* Passage shown *
┄┄┄┄┄┄
Friday, Oct. 27
If the real Michael Dorley is real, every record suggests he’s still in Vegas. Where is he?
Call the Las Vegas police again, checking on the status of my records request. A recording answers and tells me the office is closed.
It turns out to be Nevada Day, the state’s annual three-day weekend to celebrate joining the Union on Oct. 31, 1864.
So the gatekeepers aren’t working, but I know the cops are. I look around for another police line, find it and thread my way to someone in records who tells me I’ll have to wait until next week, because it’s a holiday.
Never miss a local story.
No police report for now. Once more, I try the only good-looking number in New Hampshire, where I’ve already left one message. The records suggest Dorley has siblings. Every name, including his, traces back to this number. I figure it’s the family homestead.
It’s a young woman’s voice. I introduce myself, and say I’m trying to find Michael Dorley.
“Is this because he got his identity stolen by that jerk?”
“Yes – yeah.”
“Just a minute – I’ll give you his cell phone number. He lives in Las Vegas now.”
Lucky – so lucky.
“OK – thank you, that would be really helpful.”
I don’t ask the young woman for her name. As she rummages for Dorley’s number, she tells me how terrible the experience was, how it was really hard for Michael, how she hopes they can catch that guy.
She shares the number. I thank her, hang up and punch the keys.
The first victim
I tell him my name, tell him I’m a reporter from Tacoma and I’m trying to reach Michael Dorley.
“Yeah, I’m Michael Dorley.”
I tell Michael a short story. It ends with a name: Kenneth Debutts. Michael knows it.
“I met him on roommates.com in Las Vegas,” he says.
Dorley’s summary sounds familiar. He says Debutts answered an Internet ad in spring 2005. Debutts pitched a poor-mouth story: He didn’t have enough money for the first month’s rent, but he would soon. He had two bags of clothes and that was about it. Dorley took him in.
Debutts got a job at the Olive Garden, Dorley saysstarted paying a little rent, but was always behind and never bought groceries. Dorley finally complained about it.
A few days later, Debutts showed up with armloads of groceries. Enough for three weeks, Dorley says. Then he gave Dorley a gift – a flat-screen TV.
┄┄┄┄┄┄
* Written problem 1 *
From the passage about Michael Dorley, output the text word for word, starting at "So the gatekeepers" and ending at "the family homestead.".
* Written problem 2 *
In the passage about Michael Dorley, where does Dorley say he met Kenneth Debutts?
┄┄┄┄┄┄
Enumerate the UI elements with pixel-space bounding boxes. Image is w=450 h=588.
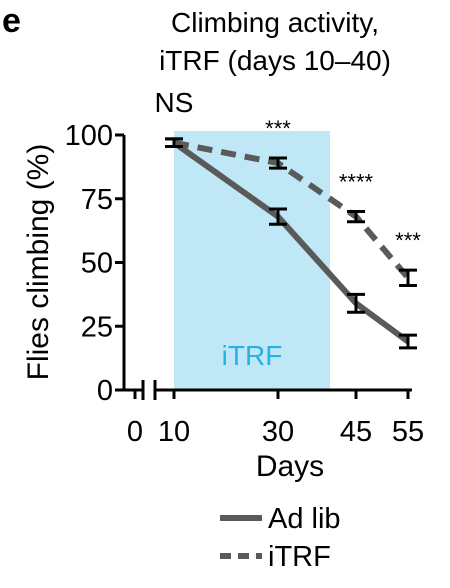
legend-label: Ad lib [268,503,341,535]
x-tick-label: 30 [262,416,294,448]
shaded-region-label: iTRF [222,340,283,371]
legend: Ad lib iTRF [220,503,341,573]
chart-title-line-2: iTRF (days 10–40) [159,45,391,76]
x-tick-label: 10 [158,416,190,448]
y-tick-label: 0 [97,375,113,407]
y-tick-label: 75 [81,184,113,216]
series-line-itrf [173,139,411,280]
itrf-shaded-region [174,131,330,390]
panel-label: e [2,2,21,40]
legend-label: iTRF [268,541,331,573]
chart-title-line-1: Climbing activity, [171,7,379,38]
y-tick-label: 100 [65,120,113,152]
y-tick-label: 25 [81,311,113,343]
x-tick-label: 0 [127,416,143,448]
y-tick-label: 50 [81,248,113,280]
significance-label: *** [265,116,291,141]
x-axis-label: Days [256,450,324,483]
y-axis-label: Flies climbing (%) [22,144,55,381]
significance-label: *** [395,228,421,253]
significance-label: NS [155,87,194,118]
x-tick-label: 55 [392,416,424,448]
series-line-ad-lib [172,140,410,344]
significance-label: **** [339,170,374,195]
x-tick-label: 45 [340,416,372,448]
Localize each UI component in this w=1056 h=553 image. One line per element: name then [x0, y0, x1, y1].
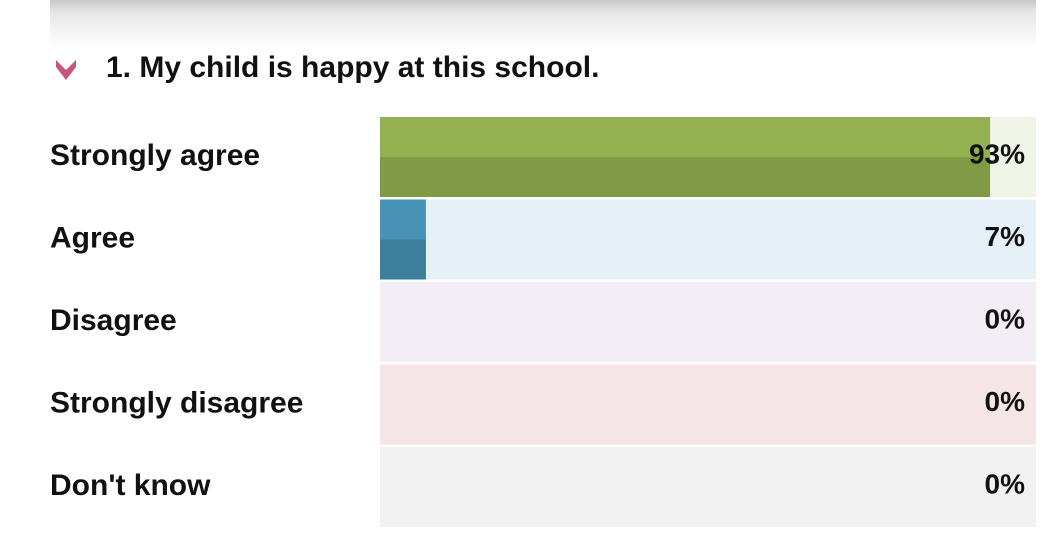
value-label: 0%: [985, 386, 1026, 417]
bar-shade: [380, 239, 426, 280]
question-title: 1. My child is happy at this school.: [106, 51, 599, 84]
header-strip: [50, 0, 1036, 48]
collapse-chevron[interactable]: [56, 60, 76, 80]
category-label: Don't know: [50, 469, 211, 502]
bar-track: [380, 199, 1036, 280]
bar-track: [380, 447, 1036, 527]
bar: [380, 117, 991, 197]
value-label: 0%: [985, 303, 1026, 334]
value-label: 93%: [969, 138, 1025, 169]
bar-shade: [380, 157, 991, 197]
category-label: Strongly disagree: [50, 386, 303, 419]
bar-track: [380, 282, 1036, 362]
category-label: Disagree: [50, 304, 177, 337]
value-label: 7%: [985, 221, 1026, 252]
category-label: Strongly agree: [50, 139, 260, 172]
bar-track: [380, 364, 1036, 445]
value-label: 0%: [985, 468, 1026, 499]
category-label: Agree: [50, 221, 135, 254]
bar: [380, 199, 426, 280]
┄┄┄┄┄┄
* Full answer 1 *
So the gatekeepers aren’t working, but I know the cops are. I look around for another police line, find it and thread my way to someone in records who tells me I’ll have to wait until next week, because it’s a holiday.
Never miss a local story.
No police report for now. Once more, I try the only good-looking number in New Hampshire, where I’ve already left one message. The records suggest Dorley has siblings. Every name, including his, traces back to this number. I figure it’s the family homestead.

* Full answer 2 *
On roommates.com in Las Vegas.